(Items listed in a dataset)
============================================================
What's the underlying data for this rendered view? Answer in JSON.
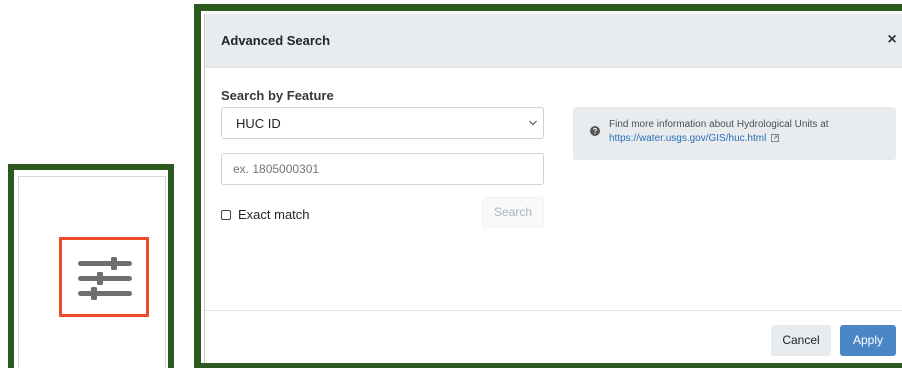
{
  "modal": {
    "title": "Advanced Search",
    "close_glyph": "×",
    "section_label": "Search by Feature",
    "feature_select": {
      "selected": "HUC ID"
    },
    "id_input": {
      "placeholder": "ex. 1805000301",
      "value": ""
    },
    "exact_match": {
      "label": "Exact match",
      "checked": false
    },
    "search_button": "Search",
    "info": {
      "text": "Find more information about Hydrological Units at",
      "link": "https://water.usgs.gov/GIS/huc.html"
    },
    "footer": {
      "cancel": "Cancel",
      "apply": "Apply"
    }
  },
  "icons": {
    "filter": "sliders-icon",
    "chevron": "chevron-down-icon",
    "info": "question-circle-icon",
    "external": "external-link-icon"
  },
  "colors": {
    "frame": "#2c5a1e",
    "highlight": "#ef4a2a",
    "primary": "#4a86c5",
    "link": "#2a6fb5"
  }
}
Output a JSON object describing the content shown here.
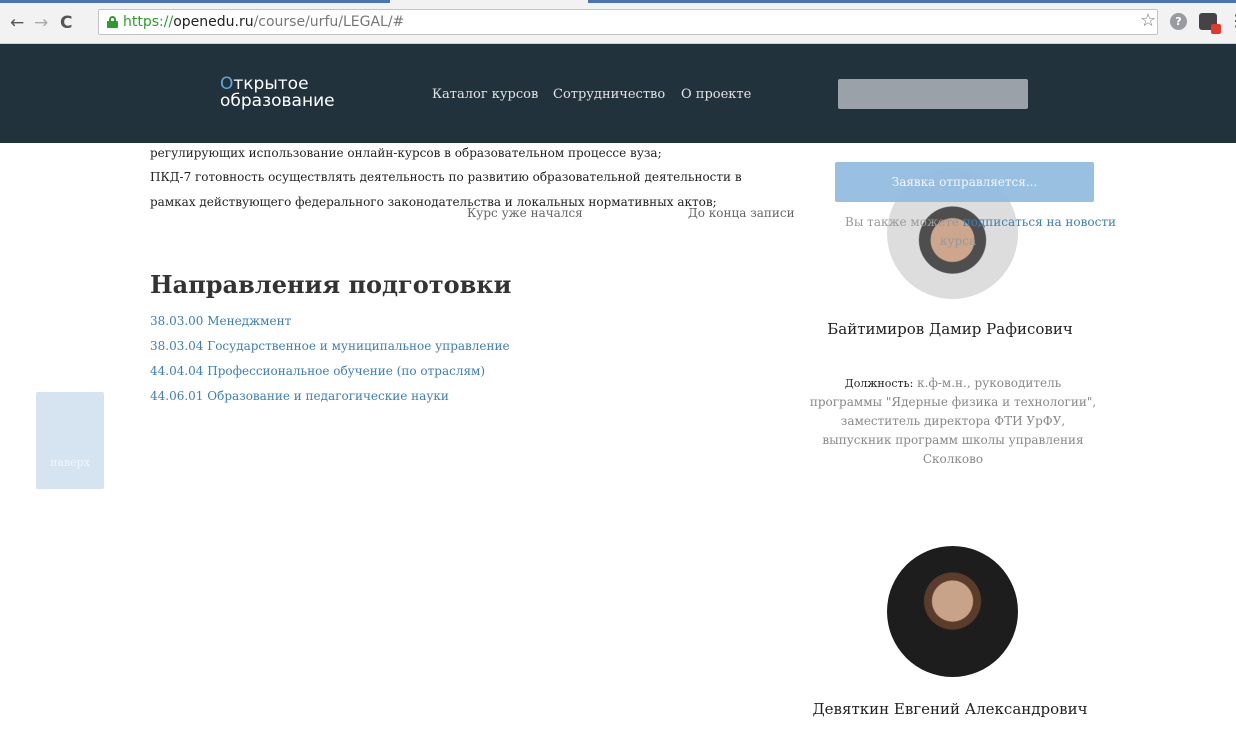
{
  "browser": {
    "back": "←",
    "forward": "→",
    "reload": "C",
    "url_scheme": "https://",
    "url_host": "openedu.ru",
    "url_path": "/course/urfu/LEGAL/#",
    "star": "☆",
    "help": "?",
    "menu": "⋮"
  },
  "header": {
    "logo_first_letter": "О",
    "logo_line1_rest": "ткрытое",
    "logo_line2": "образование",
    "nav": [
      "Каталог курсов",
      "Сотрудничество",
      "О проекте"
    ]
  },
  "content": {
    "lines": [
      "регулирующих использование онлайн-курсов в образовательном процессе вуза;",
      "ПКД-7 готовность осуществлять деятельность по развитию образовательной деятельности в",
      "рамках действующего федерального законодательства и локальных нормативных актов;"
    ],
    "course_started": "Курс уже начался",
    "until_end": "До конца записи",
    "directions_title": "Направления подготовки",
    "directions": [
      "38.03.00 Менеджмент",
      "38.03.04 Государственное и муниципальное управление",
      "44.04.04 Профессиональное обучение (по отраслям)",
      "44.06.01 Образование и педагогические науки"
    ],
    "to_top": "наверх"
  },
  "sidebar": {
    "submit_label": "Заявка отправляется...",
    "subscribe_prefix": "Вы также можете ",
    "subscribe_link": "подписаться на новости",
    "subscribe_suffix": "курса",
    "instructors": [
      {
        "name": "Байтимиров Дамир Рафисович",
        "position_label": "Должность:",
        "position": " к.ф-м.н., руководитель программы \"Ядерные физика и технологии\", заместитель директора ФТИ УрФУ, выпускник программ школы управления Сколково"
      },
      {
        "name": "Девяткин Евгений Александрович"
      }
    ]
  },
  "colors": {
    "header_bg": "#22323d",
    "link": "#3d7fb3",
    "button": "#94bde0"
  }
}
============================================================
The exercise: Check each line of the entries above, and show every one holding the word "content".

The result:
Output a JSON object describing the content shown here.
  "content": {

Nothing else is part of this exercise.